[Recorded data]
□ □ □ □

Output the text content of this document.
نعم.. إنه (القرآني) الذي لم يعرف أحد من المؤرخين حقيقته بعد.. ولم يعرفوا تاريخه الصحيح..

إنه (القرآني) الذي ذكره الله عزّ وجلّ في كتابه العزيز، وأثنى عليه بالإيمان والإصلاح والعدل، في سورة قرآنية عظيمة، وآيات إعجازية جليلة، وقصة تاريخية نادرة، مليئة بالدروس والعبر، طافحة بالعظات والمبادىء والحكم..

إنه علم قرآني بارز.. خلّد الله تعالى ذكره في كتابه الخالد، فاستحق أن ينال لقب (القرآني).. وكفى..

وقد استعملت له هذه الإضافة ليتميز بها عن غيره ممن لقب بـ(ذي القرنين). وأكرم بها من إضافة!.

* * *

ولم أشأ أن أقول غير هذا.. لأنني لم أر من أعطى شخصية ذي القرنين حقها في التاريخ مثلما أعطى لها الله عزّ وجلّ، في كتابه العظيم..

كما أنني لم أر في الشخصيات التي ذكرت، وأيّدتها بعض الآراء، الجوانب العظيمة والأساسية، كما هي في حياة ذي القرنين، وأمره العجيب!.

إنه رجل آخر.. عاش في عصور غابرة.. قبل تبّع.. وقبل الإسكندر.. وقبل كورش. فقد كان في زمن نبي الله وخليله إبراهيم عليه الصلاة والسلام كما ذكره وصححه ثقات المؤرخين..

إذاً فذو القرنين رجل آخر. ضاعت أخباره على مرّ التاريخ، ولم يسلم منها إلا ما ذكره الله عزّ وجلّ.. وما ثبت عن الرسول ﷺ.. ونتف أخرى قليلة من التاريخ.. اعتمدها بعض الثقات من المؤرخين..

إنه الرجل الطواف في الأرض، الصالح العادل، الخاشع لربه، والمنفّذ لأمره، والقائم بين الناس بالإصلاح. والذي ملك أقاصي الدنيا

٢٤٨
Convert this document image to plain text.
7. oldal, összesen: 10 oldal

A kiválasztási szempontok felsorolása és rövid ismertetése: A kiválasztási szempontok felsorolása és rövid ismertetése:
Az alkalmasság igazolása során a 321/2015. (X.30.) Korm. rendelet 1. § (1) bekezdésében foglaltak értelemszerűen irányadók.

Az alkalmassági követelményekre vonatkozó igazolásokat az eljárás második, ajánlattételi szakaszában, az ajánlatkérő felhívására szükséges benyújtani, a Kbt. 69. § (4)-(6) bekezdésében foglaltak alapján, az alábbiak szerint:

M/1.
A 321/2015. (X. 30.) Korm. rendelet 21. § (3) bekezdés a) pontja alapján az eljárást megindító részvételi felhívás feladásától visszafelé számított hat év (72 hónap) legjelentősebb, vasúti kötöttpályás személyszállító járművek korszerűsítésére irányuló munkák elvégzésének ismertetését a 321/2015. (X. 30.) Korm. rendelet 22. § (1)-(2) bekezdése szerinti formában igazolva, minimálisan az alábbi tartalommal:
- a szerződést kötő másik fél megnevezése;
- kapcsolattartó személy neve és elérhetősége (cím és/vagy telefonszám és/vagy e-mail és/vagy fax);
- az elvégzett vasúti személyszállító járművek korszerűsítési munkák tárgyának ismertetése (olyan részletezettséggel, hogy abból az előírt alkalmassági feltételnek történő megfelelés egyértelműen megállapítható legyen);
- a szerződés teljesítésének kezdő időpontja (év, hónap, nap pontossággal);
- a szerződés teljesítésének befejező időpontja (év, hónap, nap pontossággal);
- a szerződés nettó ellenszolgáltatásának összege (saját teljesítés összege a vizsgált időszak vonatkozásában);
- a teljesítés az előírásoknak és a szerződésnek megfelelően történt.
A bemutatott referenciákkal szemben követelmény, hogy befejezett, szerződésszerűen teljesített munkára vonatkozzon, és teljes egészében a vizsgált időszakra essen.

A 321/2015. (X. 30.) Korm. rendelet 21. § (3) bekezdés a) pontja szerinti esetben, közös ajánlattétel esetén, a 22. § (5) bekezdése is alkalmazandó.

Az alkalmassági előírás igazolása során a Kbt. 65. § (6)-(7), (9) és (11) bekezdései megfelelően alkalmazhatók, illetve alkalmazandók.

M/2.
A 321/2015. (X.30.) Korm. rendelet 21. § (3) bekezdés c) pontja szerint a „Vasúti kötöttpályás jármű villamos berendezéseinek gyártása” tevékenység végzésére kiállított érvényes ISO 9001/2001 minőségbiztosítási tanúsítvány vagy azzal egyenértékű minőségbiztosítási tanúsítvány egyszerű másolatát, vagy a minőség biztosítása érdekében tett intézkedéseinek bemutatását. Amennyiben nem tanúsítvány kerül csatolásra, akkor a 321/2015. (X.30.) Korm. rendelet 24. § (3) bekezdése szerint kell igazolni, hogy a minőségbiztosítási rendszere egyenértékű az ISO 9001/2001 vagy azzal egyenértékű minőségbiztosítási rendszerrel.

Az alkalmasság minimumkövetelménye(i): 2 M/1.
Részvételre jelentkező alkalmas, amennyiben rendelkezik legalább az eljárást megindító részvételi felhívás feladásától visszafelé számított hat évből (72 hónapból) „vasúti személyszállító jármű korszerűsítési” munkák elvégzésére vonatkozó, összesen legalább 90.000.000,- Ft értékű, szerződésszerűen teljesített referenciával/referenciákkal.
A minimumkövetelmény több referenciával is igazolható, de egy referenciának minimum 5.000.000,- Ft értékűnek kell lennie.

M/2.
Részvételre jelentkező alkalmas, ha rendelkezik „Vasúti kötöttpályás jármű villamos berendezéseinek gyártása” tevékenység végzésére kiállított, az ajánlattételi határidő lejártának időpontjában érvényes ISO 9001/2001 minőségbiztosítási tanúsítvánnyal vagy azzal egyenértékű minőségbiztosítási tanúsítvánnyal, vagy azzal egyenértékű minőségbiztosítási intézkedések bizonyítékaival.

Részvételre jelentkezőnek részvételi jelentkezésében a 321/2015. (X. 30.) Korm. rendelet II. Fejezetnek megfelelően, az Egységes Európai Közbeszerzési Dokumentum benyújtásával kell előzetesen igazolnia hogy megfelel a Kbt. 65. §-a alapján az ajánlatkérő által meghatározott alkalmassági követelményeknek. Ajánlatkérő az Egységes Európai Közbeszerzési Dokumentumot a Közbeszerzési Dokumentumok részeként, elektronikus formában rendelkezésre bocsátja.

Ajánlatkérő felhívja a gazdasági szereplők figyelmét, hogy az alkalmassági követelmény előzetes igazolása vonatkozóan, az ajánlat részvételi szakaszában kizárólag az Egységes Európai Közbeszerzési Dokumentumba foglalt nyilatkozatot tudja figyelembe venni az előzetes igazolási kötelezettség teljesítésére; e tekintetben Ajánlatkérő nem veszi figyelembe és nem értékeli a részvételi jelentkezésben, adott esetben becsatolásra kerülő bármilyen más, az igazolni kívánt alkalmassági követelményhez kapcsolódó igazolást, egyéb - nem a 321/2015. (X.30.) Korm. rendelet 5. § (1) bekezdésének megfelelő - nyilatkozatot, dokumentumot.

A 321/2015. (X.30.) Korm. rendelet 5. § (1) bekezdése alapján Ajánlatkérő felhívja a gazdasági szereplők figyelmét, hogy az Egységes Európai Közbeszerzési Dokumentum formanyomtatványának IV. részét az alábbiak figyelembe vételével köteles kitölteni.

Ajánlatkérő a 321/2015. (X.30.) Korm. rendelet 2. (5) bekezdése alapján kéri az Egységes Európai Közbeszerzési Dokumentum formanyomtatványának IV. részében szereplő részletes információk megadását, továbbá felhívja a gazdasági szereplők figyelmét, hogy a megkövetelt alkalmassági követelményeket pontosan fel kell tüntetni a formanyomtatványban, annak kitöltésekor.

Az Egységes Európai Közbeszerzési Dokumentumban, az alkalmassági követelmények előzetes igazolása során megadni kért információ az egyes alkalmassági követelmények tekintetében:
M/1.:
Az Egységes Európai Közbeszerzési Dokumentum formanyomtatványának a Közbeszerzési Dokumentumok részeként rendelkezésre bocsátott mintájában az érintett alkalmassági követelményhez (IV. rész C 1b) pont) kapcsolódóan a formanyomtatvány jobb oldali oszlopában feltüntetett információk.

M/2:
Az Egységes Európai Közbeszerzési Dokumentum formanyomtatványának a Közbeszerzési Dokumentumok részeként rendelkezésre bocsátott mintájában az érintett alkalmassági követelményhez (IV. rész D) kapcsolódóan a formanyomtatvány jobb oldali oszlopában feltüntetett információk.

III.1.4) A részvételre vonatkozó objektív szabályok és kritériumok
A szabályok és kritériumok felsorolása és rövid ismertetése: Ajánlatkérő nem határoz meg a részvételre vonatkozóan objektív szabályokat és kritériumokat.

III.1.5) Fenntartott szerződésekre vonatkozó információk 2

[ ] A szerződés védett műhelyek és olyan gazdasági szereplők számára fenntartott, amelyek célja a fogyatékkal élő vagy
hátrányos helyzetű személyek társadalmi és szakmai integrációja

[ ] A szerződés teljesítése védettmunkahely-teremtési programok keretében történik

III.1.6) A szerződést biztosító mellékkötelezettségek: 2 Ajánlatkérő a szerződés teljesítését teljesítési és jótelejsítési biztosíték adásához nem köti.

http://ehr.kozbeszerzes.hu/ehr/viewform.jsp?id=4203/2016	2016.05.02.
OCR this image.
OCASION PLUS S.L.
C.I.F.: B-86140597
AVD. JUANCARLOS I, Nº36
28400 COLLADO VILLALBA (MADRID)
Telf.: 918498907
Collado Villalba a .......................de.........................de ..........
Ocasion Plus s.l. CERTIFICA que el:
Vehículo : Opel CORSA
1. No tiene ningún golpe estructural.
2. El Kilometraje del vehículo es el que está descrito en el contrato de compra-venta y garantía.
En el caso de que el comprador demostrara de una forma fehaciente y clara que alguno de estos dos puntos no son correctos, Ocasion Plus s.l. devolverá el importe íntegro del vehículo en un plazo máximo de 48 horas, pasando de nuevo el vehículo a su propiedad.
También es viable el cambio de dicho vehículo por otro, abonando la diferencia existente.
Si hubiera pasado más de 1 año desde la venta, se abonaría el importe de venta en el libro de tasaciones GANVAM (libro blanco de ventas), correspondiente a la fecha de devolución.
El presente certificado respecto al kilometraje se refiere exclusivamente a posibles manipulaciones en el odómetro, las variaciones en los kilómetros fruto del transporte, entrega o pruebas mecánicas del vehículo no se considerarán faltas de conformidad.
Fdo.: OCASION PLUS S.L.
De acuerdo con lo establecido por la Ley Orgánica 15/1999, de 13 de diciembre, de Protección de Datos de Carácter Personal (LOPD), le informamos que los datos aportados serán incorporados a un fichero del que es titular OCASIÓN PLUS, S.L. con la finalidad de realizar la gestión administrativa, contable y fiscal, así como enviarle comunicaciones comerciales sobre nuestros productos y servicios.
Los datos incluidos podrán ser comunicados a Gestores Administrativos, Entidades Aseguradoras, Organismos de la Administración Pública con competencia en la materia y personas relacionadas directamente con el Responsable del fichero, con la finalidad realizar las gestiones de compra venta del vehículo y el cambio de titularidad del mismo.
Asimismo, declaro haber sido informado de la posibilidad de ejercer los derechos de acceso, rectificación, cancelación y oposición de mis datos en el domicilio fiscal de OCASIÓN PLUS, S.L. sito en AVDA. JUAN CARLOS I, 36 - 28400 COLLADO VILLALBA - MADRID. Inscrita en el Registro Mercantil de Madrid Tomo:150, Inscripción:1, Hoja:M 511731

□ □ □ □

= WHAT THE TASK ASKS =
Reproduce each line of the material containing the word "oszlopában".

= ANSWER TO THE EXERCISE =
Az Egységes Európai Közbeszerzési Dokumentum formanyomtatványának a Közbeszerzési Dokumentumok részeként rendelkezésre bocsátott mintájában az érintett alkalmassági követelményhez (IV. rész C 1b) pont) kapcsolódóan a formanyomtatvány jobb oldali oszlopában feltüntetett információk.
Az Egységes Európai Közbeszerzési Dokumentum formanyomtatványának a Közbeszerzési Dokumentumok részeként rendelkezésre bocsátott mintájában az érintett alkalmassági követelményhez (IV. rész D) kapcsolódóan a formanyomtatvány jobb oldali oszlopában feltüntetett információk.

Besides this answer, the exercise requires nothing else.